▸ **SET TASK**
Swap "bounding boxes" for "boxes" in the items, beginning at the start of the items and stopping after the line that contains "Element localization: list", with everything else unchanged. Leave the pictures out of your answer.

--------

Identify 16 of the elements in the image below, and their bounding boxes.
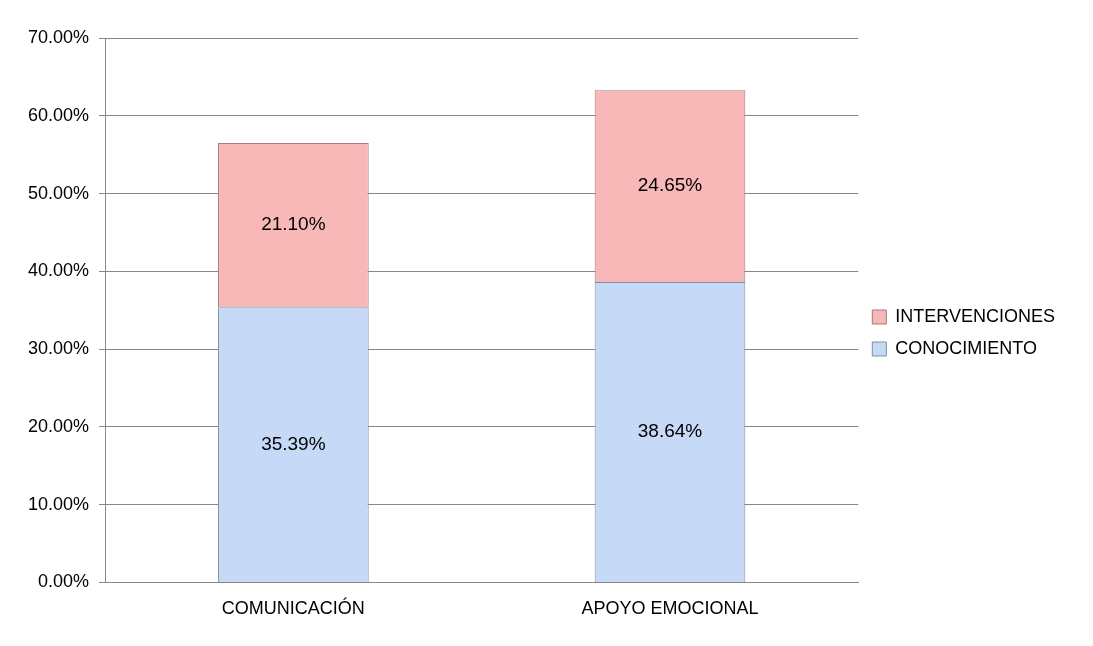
data-label: 21.10%	[261, 213, 326, 235]
data-label: 35.39%	[261, 432, 326, 454]
y-tick-label: 40.00%	[27, 260, 90, 281]
y-tick-label: 0.00%	[38, 571, 90, 592]
y-tick-label: 50.00%	[27, 182, 90, 203]
x-tick-label: COMUNICACIÓN	[221, 597, 365, 619]
data-label: 24.65%	[637, 174, 703, 196]
y-tick-label: 60.00%	[27, 104, 90, 125]
legend-label: INTERVENCIONES	[895, 305, 1056, 326]
y-tick-label: 10.00%	[27, 493, 90, 514]
y-tick-label: 30.00%	[27, 338, 90, 359]
x-tick-label: APOYO EMOCIONAL	[581, 598, 759, 619]
legend-label: CONOCIMIENTO	[895, 337, 1037, 358]
y-tick-label: 20.00%	[27, 415, 90, 436]
data-label: 38.64%	[637, 420, 703, 442]
y-tick-label: 70.00%	[27, 26, 90, 47]
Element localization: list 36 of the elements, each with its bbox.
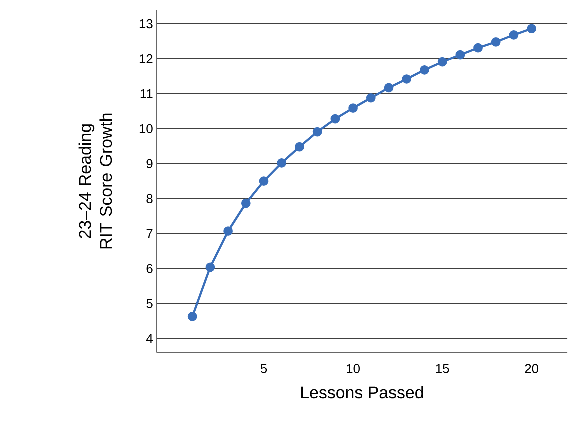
y-axis-title: 23–24 Reading RIT Score Growth <box>78 114 112 249</box>
x-axis-title: Lessons Passed <box>302 386 424 399</box>
y-tick-label: 4 <box>146 334 153 344</box>
point <box>312 128 322 137</box>
y-tick-label: 12 <box>140 54 153 64</box>
y-tick-label: 8 <box>146 194 153 204</box>
x-tick-label: 15 <box>436 364 450 374</box>
x-tick-label: 20 <box>525 364 539 374</box>
point <box>224 226 233 236</box>
point <box>188 312 198 322</box>
point <box>438 58 448 67</box>
y-tick-label: 11 <box>140 90 153 99</box>
point <box>384 83 394 93</box>
point <box>420 66 430 75</box>
y-tick-label: 13 <box>140 20 153 29</box>
point <box>527 24 537 34</box>
point <box>295 142 304 152</box>
point <box>330 114 340 124</box>
x-tick-label: 5 <box>260 364 268 374</box>
point <box>491 38 501 48</box>
point <box>402 74 412 84</box>
point <box>348 104 358 114</box>
point <box>366 94 376 103</box>
point <box>509 30 519 40</box>
y-tick-label: 5 <box>146 299 153 308</box>
point <box>277 158 287 168</box>
point <box>259 176 269 186</box>
y-tick-label: 9 <box>146 159 153 169</box>
point <box>474 44 483 53</box>
point <box>206 262 216 272</box>
x-tick-label: 10 <box>347 364 360 374</box>
point <box>456 50 466 60</box>
point <box>241 198 251 208</box>
y-tick-label: 6 <box>146 264 153 274</box>
y-tick-label: 10 <box>140 124 153 134</box>
y-tick-label: 7 <box>146 230 153 238</box>
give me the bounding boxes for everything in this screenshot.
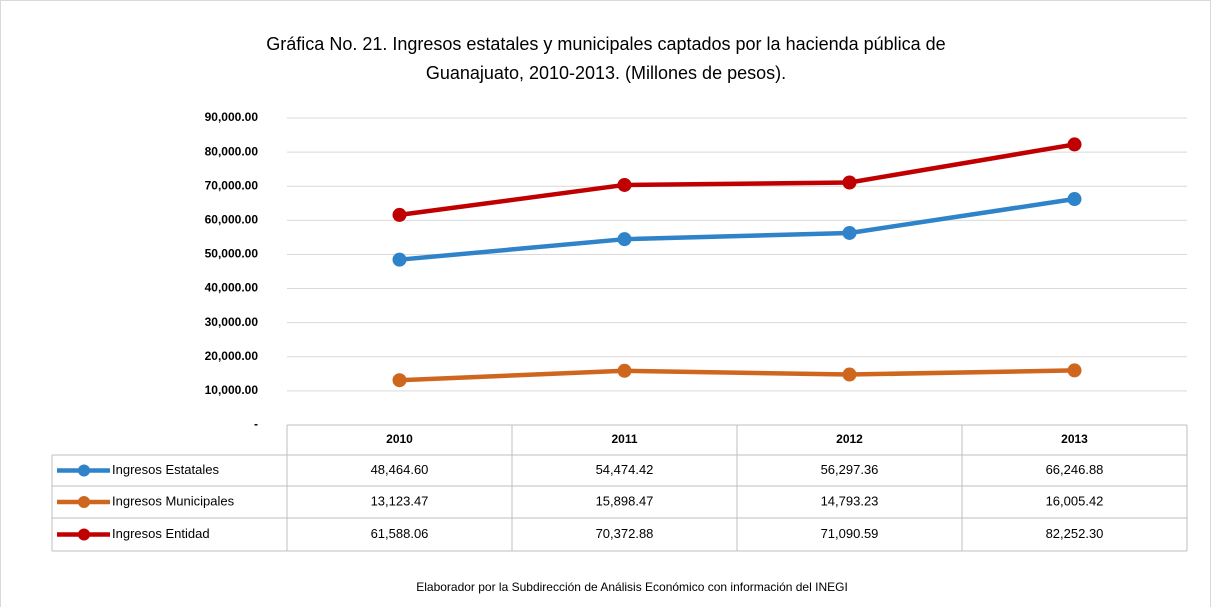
chart-title: Gráfica No. 21. Ingresos estatales y mun… bbox=[266, 34, 945, 54]
table-value: 15,898.47 bbox=[596, 493, 654, 508]
chart-title: Guanajuato, 2010-2013. (Millones de peso… bbox=[426, 63, 786, 83]
y-tick-label: 40,000.00 bbox=[205, 281, 259, 295]
series-marker bbox=[617, 363, 632, 378]
series-line bbox=[399, 368, 1075, 383]
series-line bbox=[399, 142, 1075, 218]
y-tick-label: 80,000.00 bbox=[205, 144, 259, 158]
table-value: 61,588.06 bbox=[371, 526, 429, 541]
table-value: 56,297.36 bbox=[821, 462, 879, 477]
y-tick-label: - bbox=[254, 417, 258, 431]
legend-label: Ingresos Entidad bbox=[112, 526, 210, 541]
table-value: 70,372.88 bbox=[596, 526, 654, 541]
series-marker bbox=[1067, 137, 1082, 152]
table-value: 14,793.23 bbox=[821, 493, 879, 508]
series-marker bbox=[1067, 192, 1082, 207]
y-tick-label: 60,000.00 bbox=[205, 213, 259, 227]
y-tick-label: 10,000.00 bbox=[205, 383, 259, 397]
y-tick-label: 30,000.00 bbox=[205, 315, 259, 329]
table-value: 13,123.47 bbox=[371, 493, 429, 508]
legend-label: Ingresos Municipales bbox=[112, 493, 235, 508]
table-value: 66,246.88 bbox=[1046, 462, 1104, 477]
legend-marker bbox=[78, 496, 90, 508]
legend-marker bbox=[78, 464, 90, 477]
table-value: 71,090.59 bbox=[821, 526, 879, 541]
table-value: 54,474.42 bbox=[596, 462, 654, 477]
series-marker bbox=[392, 373, 407, 388]
table-value: 16,005.42 bbox=[1046, 493, 1104, 508]
table-value: 48,464.60 bbox=[371, 462, 429, 477]
y-tick-label: 20,000.00 bbox=[205, 349, 259, 363]
series-marker bbox=[617, 232, 632, 247]
series-marker bbox=[842, 367, 857, 382]
x-tick-label: 2012 bbox=[836, 432, 863, 446]
x-tick-label: 2013 bbox=[1061, 432, 1088, 446]
x-tick-label: 2011 bbox=[611, 432, 637, 446]
series-marker bbox=[617, 177, 632, 192]
legend-marker bbox=[78, 528, 90, 541]
series-marker bbox=[842, 225, 857, 240]
legend-label: Ingresos Estatales bbox=[112, 462, 219, 477]
series-marker bbox=[392, 207, 407, 222]
source-note: Elaborador por la Subdirección de Anális… bbox=[416, 580, 848, 594]
series-line bbox=[399, 196, 1075, 262]
x-tick-label: 2010 bbox=[386, 432, 413, 446]
y-tick-label: 50,000.00 bbox=[205, 247, 259, 261]
table-value: 82,252.30 bbox=[1046, 526, 1104, 541]
series-marker bbox=[1067, 363, 1082, 378]
series-marker bbox=[842, 175, 857, 190]
y-tick-label: 70,000.00 bbox=[205, 178, 259, 192]
y-tick-label: 90,000.00 bbox=[205, 110, 259, 124]
series-marker bbox=[392, 252, 407, 267]
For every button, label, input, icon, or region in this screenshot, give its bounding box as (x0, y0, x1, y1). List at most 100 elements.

--------

▸ **ANSWER FOR THIS EXERCISE**
Identify 16 of the elements in the image below, and their boxes.
data-label: 21.10%	[261, 213, 326, 235]
data-label: 35.39%	[261, 432, 326, 454]
y-tick-label: 40.00%	[27, 260, 90, 281]
y-tick-label: 0.00%	[38, 571, 90, 592]
y-tick-label: 50.00%	[27, 182, 90, 203]
x-tick-label: COMUNICACIÓN	[221, 597, 365, 619]
data-label: 24.65%	[637, 174, 703, 196]
y-tick-label: 60.00%	[27, 104, 90, 125]
legend-label: INTERVENCIONES	[895, 305, 1056, 326]
y-tick-label: 10.00%	[27, 493, 90, 514]
y-tick-label: 30.00%	[27, 338, 90, 359]
x-tick-label: APOYO EMOCIONAL	[581, 598, 759, 619]
legend-label: CONOCIMIENTO	[895, 337, 1037, 358]
y-tick-label: 20.00%	[27, 415, 90, 436]
data-label: 38.64%	[637, 420, 703, 442]
y-tick-label: 70.00%	[27, 26, 90, 47]
Element localization: list 36 of the elements, each with its bbox.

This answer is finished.